# [Instructions to follow]
Which lines hold the word "JSON"? Copy each one.

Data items
◇ ◇ ◇ ◇ ◇ ◇ ◇

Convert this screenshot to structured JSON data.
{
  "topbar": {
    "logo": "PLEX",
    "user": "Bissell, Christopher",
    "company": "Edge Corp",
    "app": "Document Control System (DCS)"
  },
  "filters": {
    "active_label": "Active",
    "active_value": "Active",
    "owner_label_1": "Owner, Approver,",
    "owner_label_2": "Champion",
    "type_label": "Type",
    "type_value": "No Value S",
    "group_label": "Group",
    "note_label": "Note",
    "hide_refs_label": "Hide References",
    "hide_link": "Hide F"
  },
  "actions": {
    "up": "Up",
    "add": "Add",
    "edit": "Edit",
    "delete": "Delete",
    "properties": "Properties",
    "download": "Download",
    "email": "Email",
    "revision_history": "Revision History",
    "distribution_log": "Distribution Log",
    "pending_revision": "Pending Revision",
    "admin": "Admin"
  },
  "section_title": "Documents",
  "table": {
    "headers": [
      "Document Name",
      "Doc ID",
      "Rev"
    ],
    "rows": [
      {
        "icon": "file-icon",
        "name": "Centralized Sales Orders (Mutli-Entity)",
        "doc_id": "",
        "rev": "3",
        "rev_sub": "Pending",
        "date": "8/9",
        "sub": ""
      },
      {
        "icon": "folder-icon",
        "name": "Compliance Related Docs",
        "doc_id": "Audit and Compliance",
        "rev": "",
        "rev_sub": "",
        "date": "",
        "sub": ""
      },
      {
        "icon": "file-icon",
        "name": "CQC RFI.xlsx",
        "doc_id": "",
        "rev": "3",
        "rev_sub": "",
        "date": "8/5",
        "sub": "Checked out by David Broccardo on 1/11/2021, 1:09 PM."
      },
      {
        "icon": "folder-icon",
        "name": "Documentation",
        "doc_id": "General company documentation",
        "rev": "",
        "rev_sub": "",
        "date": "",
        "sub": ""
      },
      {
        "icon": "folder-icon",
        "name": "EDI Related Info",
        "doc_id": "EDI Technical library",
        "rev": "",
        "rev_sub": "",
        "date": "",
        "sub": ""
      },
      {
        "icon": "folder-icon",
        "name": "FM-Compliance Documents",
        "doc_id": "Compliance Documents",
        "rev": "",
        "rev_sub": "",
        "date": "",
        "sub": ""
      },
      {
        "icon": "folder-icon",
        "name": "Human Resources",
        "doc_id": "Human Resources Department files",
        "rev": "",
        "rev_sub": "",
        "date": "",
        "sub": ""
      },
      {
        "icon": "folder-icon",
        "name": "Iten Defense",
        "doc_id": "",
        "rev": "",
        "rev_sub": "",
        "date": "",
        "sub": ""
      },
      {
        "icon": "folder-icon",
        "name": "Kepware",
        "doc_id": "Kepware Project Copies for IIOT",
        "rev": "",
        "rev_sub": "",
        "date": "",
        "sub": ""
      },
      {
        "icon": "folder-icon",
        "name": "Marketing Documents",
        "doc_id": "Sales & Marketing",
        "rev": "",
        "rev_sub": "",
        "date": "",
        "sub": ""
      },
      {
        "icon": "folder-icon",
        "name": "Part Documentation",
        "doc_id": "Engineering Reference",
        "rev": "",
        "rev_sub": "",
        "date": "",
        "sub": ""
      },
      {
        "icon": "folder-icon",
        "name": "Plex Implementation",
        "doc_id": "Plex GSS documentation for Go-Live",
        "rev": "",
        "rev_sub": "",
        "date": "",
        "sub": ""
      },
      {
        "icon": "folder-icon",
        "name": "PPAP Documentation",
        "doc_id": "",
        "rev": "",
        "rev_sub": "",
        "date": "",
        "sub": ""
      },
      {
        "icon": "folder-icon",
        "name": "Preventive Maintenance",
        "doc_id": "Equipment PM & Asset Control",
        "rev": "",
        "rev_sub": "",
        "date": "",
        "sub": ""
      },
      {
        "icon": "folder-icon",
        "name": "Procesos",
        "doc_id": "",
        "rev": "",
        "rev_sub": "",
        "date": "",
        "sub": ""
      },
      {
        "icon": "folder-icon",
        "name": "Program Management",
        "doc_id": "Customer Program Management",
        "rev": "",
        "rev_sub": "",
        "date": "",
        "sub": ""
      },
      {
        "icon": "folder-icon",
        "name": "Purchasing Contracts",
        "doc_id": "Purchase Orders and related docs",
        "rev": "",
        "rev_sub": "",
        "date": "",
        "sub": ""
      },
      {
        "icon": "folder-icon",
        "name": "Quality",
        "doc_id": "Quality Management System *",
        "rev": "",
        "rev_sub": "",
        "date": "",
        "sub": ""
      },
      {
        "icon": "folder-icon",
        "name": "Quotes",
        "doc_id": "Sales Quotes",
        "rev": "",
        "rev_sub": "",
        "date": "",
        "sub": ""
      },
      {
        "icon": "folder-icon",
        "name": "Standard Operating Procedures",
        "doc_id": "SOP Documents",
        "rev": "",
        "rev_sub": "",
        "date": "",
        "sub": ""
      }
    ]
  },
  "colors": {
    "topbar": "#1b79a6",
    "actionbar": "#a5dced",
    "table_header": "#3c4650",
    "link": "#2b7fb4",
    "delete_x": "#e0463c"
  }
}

◇ ◇ ◇ ◇ ◇ ◇ ◇

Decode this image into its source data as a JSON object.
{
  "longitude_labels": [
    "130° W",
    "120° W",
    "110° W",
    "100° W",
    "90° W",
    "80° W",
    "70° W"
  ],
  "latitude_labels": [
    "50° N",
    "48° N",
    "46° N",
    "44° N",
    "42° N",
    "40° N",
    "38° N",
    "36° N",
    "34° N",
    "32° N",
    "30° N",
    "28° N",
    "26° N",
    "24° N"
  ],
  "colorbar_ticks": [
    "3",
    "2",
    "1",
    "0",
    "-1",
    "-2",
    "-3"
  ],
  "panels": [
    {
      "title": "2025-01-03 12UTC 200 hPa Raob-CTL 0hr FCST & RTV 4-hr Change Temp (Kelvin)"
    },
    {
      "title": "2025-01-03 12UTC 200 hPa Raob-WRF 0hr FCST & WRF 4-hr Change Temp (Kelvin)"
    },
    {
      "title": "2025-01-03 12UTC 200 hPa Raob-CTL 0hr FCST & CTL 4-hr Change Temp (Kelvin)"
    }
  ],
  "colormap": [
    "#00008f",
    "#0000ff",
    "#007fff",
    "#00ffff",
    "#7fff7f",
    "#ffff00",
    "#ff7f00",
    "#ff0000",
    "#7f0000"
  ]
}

◇ ◇ ◇ ◇ ◇ ◇ ◇

# [Reply to the exercise]
Convert this screenshot to structured JSON data.
Decode this image into its source data as a JSON object.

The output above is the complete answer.